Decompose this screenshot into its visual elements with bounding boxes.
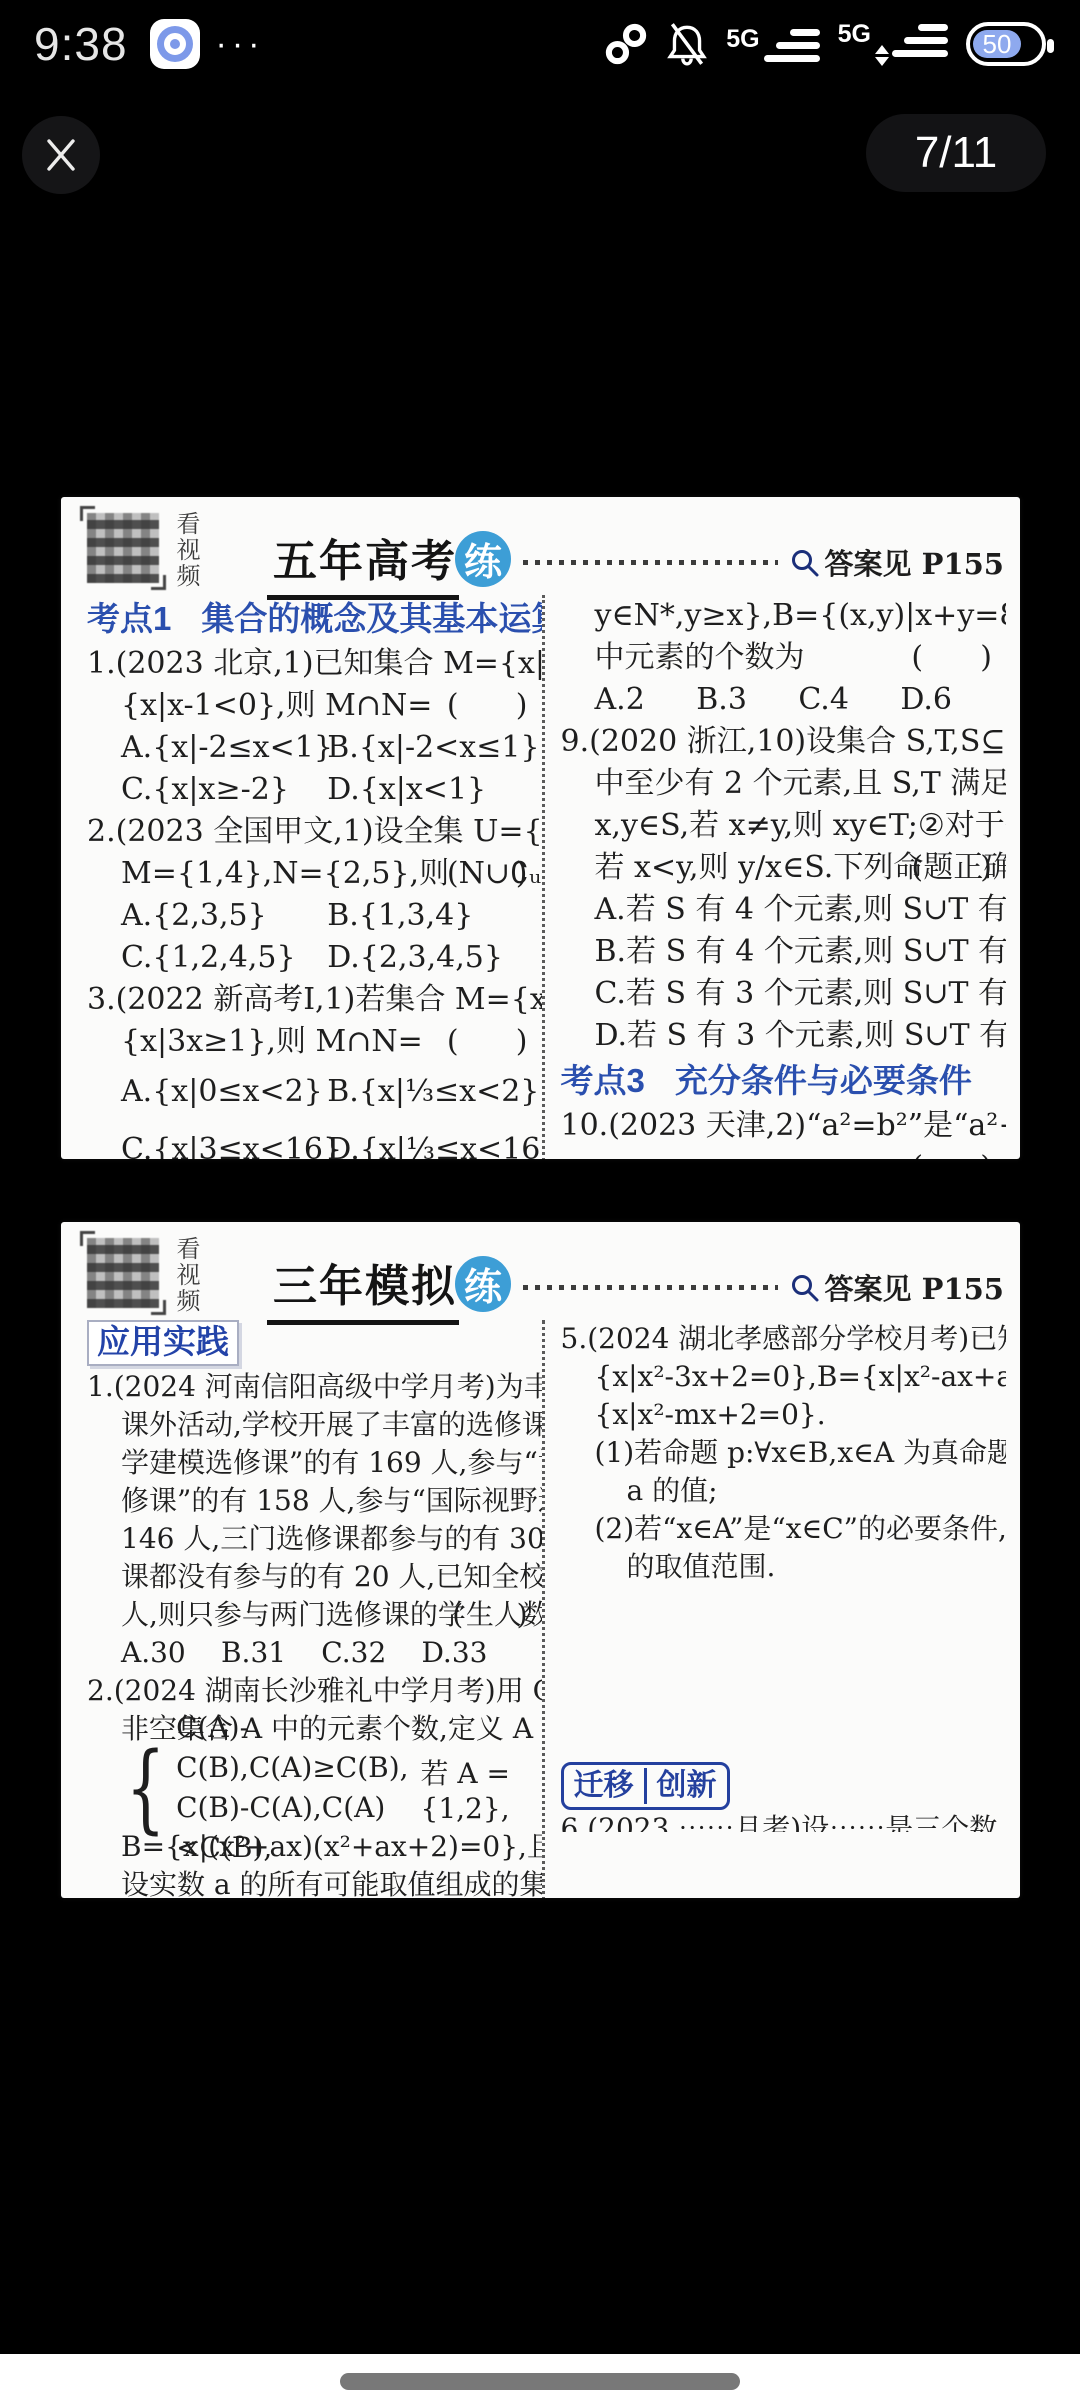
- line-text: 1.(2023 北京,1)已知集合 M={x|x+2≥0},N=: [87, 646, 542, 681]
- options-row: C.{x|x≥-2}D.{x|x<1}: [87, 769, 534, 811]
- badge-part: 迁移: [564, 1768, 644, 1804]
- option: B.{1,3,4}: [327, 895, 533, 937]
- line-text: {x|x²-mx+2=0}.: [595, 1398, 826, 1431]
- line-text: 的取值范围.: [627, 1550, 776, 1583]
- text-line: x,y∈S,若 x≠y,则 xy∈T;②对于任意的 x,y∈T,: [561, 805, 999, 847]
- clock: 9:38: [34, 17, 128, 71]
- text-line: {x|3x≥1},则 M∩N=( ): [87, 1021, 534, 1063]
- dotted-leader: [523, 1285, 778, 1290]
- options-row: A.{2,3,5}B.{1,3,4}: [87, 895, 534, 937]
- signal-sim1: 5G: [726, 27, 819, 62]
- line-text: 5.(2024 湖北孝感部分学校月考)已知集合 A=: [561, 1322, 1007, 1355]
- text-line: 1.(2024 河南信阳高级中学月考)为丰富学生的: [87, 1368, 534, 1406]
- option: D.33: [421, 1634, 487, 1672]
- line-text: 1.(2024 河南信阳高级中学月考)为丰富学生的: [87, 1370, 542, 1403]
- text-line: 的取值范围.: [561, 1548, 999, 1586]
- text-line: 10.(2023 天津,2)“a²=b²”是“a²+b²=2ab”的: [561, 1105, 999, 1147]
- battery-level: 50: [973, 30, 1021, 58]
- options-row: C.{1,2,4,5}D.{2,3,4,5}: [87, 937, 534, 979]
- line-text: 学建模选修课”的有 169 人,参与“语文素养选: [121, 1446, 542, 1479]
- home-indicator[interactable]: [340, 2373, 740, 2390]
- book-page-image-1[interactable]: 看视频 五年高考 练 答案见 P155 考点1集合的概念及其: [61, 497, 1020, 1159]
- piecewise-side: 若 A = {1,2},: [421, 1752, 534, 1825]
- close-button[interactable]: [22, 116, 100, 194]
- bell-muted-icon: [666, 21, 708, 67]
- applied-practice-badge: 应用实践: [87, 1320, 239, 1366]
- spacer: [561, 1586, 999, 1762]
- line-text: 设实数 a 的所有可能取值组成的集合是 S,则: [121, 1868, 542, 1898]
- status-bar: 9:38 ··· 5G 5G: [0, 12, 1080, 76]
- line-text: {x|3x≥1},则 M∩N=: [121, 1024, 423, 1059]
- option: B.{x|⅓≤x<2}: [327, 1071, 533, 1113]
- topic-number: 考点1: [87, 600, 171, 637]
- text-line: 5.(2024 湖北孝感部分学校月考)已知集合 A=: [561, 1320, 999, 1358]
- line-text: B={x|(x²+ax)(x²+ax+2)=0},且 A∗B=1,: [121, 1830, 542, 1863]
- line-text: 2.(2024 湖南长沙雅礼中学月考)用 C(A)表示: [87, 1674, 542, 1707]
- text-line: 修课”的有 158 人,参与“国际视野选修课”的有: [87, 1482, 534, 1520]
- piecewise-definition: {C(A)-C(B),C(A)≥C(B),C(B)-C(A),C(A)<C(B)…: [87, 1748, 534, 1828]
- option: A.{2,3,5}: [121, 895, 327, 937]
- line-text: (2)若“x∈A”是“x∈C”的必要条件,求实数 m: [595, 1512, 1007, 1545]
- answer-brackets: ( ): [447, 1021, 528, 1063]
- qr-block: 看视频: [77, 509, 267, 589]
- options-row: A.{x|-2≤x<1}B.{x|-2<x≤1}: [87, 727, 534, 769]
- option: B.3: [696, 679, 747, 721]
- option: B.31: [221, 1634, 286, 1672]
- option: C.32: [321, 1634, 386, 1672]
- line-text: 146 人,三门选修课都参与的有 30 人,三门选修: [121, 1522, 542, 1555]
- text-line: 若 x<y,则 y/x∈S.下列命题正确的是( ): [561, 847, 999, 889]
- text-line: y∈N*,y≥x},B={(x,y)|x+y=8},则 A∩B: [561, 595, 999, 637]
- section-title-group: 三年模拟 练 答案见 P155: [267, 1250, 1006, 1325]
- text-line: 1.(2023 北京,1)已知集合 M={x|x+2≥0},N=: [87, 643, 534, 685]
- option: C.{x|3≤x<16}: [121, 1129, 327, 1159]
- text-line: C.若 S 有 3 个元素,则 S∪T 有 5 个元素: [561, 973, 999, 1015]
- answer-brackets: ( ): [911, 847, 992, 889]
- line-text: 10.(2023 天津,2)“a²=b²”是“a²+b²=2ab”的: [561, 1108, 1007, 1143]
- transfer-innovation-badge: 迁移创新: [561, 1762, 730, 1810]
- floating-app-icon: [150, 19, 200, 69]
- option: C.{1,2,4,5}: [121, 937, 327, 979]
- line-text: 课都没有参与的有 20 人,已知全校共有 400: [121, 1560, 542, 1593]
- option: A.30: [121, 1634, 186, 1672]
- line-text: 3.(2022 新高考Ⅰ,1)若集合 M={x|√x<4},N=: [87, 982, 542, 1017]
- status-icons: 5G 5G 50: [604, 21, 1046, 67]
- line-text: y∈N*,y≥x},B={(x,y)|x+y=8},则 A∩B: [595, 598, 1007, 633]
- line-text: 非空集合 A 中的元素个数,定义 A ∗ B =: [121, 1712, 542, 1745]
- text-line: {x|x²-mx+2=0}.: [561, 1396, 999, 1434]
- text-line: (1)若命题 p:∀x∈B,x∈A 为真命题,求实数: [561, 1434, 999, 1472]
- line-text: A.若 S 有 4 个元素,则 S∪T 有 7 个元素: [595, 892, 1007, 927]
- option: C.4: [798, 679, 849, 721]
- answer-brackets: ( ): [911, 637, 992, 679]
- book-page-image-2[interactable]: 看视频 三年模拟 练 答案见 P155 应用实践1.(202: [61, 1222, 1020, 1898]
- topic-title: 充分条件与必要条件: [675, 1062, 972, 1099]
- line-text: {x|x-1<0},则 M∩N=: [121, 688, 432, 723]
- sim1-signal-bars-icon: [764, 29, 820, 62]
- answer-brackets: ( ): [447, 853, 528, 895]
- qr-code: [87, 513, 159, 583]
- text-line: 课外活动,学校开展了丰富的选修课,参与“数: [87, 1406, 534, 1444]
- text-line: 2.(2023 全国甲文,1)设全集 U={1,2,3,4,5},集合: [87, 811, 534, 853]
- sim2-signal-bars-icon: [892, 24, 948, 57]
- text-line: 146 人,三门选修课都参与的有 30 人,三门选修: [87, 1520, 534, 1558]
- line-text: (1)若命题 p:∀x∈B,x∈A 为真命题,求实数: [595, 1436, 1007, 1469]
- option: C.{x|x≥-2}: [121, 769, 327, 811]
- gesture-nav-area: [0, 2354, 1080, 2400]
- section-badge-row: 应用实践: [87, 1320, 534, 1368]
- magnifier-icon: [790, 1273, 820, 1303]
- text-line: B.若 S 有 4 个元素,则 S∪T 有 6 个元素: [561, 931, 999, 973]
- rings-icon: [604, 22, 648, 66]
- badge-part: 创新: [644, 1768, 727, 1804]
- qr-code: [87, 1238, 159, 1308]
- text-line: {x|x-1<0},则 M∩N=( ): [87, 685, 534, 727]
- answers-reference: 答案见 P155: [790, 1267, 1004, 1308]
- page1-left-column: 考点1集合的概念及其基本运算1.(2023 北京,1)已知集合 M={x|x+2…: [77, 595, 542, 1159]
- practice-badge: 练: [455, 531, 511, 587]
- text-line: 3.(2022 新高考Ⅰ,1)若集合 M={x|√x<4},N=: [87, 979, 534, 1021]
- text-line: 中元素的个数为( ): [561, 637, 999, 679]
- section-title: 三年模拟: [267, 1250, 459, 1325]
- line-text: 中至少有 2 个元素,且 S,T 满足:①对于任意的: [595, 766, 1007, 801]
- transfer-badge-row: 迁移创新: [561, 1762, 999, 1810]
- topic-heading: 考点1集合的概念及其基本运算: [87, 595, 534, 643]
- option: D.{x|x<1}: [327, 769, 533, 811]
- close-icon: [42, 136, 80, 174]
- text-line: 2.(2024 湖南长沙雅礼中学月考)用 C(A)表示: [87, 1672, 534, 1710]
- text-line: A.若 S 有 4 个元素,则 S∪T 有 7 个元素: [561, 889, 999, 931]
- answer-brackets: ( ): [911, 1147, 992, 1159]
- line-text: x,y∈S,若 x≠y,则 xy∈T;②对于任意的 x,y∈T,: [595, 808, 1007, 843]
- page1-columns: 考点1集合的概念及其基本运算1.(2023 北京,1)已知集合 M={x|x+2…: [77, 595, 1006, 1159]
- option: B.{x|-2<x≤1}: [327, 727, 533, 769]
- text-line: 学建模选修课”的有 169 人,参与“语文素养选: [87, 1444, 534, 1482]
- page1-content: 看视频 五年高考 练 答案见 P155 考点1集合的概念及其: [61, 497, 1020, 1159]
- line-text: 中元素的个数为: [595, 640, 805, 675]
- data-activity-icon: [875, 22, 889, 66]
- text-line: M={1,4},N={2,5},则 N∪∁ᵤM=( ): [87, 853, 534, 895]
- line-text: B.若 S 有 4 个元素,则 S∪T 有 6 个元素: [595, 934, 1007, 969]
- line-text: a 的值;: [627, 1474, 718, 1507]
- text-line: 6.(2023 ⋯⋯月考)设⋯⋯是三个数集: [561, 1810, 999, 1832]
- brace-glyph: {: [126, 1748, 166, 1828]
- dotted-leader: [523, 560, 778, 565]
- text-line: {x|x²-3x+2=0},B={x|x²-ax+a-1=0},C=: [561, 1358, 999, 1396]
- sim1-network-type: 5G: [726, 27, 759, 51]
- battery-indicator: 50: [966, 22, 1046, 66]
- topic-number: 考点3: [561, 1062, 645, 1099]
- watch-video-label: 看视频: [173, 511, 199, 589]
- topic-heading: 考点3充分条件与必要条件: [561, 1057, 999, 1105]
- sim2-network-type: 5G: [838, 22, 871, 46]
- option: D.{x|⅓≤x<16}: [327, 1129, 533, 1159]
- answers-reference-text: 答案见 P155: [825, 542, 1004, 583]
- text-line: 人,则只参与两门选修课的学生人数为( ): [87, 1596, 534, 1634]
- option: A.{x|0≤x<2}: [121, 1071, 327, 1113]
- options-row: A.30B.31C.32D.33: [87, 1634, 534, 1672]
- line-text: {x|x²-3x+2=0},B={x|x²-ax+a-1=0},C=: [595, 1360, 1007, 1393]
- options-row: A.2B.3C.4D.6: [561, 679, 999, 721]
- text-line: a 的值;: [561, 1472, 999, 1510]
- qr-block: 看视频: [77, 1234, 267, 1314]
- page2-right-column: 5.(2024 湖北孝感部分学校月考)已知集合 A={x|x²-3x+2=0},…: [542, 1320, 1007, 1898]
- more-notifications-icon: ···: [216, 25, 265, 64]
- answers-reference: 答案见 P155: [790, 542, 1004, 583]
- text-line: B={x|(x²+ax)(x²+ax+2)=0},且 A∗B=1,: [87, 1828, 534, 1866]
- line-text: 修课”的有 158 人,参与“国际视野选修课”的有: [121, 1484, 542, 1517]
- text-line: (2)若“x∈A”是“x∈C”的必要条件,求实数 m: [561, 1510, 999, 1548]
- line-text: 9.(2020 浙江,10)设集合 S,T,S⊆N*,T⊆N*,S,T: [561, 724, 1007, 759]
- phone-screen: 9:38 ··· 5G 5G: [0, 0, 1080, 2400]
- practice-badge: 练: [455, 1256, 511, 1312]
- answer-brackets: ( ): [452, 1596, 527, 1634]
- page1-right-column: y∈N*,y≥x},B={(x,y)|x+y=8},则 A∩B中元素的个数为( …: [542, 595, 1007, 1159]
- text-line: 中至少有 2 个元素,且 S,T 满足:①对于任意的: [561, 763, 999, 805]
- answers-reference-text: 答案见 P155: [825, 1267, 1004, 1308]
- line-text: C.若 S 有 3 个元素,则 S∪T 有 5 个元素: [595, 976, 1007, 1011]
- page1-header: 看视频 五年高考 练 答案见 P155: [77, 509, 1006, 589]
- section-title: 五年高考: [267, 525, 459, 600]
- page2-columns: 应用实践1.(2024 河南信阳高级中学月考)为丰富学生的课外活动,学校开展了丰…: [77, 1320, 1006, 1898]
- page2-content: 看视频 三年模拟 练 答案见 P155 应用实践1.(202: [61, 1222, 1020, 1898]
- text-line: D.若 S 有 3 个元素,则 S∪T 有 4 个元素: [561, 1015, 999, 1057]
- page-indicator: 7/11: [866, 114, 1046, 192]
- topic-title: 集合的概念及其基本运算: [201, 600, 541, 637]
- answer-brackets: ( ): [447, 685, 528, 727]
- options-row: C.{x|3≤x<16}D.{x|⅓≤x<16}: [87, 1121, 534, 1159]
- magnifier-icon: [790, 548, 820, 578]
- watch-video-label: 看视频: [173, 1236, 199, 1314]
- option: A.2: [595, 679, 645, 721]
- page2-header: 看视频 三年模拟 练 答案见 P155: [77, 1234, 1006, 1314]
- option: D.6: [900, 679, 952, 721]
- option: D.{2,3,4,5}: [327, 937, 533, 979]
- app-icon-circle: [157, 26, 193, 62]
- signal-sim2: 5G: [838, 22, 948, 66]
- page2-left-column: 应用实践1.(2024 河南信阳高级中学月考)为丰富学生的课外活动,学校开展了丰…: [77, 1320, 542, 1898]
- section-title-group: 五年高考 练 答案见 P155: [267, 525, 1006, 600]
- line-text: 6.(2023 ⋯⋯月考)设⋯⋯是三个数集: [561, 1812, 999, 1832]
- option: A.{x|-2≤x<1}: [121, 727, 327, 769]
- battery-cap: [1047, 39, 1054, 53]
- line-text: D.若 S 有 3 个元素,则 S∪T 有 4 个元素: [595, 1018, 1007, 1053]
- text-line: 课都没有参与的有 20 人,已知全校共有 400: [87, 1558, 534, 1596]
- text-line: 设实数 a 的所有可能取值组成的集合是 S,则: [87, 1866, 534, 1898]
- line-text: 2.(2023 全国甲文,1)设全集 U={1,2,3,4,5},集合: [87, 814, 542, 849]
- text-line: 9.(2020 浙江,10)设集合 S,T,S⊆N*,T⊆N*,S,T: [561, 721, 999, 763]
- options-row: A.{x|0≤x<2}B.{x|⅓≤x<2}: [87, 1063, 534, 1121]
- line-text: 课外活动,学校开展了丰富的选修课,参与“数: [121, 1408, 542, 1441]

---

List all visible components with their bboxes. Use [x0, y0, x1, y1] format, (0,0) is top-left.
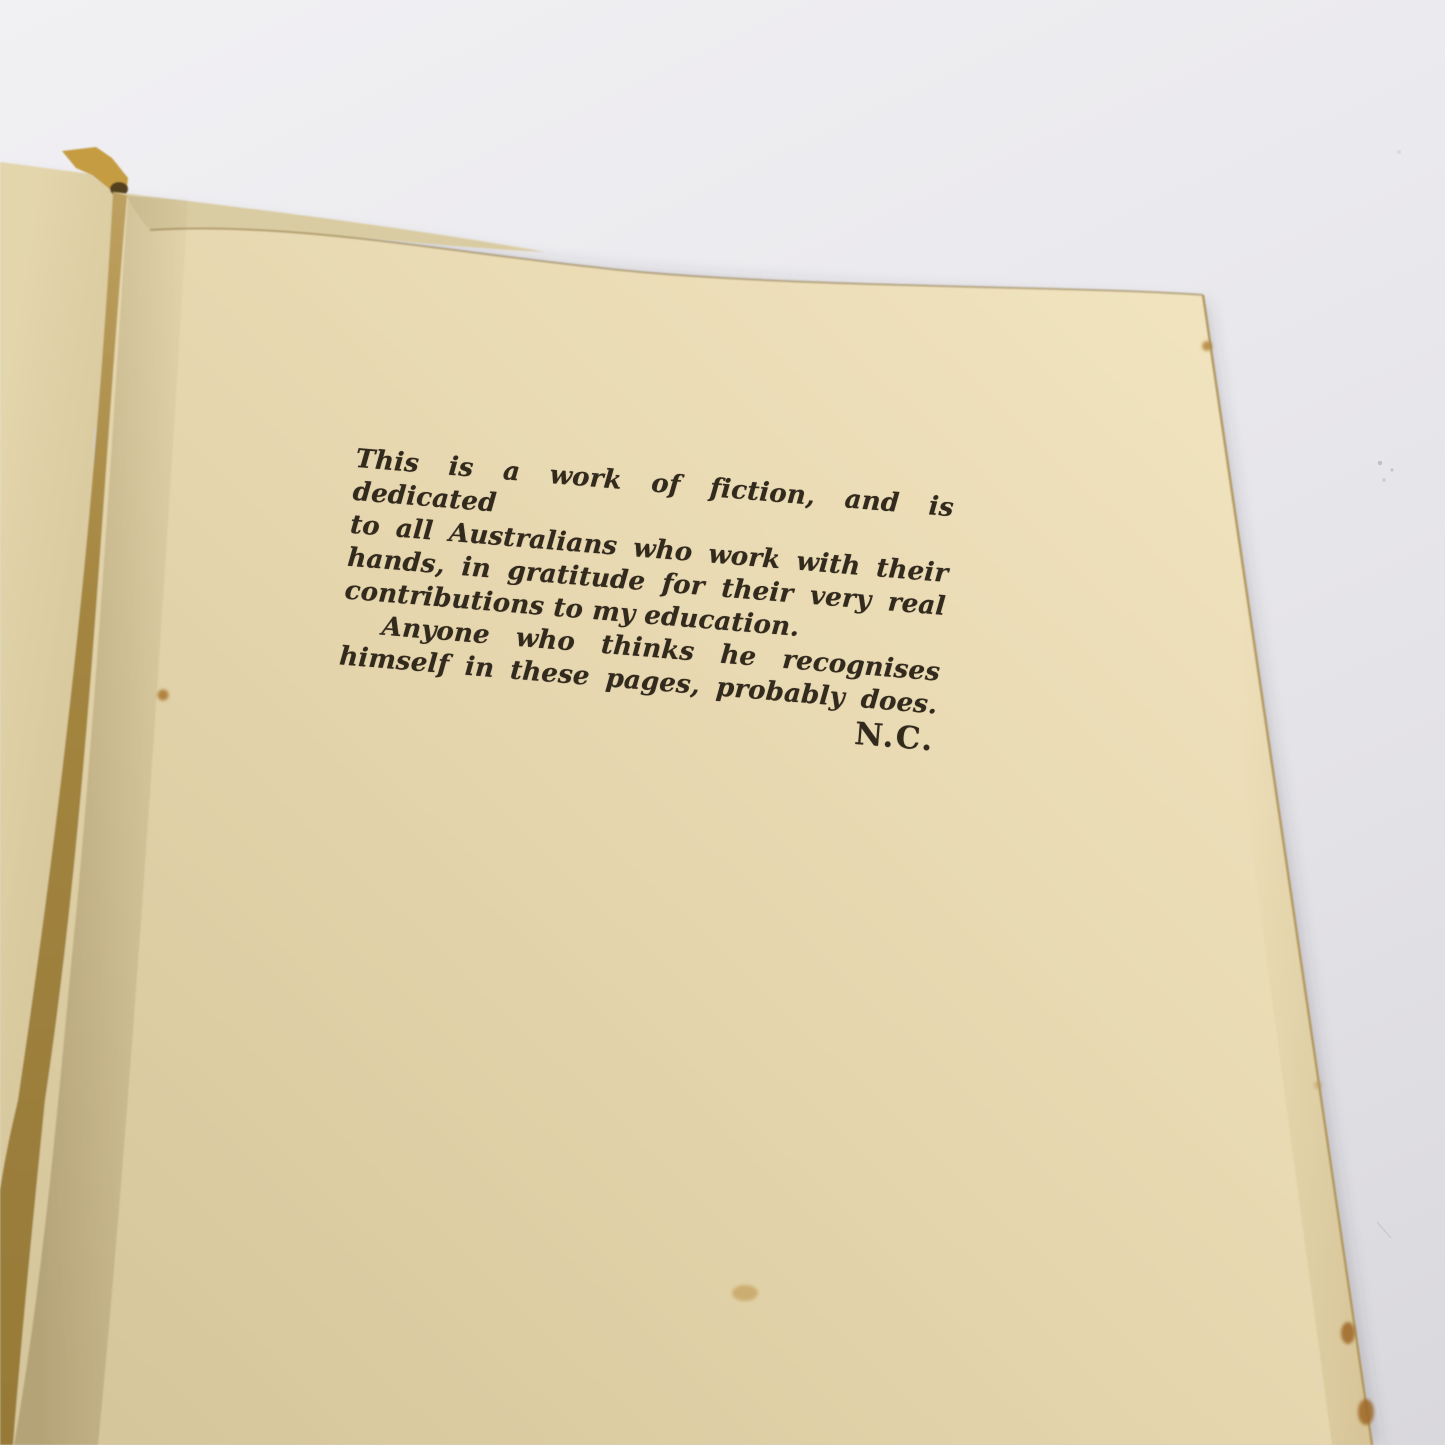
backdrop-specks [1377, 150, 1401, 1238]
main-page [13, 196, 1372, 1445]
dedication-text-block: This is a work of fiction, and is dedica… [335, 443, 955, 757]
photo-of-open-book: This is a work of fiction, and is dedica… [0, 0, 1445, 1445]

Task to carry out: Extract the lines from the line with "Decompose this screenshot" to the line with "1021, 534, 1063]", both included, and repeat them verbatim. Leave the pictures out of your answer.

Answer to this exercise:
Decompose this screenshot into its visual elements with bounding boxes.
- line-text: 1.(2023 北京,1)已知集合 M={x|x+2≥0},N=: [87, 646, 542, 681]
- options-row: C.{x|x≥-2}D.{x|x<1}: [87, 769, 534, 811]
- badge-part: 迁移: [564, 1768, 644, 1804]
- option: B.{1,3,4}: [327, 895, 533, 937]
- line-text: {x|x²-mx+2=0}.: [595, 1398, 826, 1431]
- line-text: 的取值范围.: [627, 1550, 776, 1583]
- text-line: x,y∈S,若 x≠y,则 xy∈T;②对于任意的 x,y∈T,: [561, 805, 999, 847]
- clock: 9:38: [34, 17, 128, 71]
- text-line: {x|3x≥1},则 M∩N=( ): [87, 1021, 534, 1063]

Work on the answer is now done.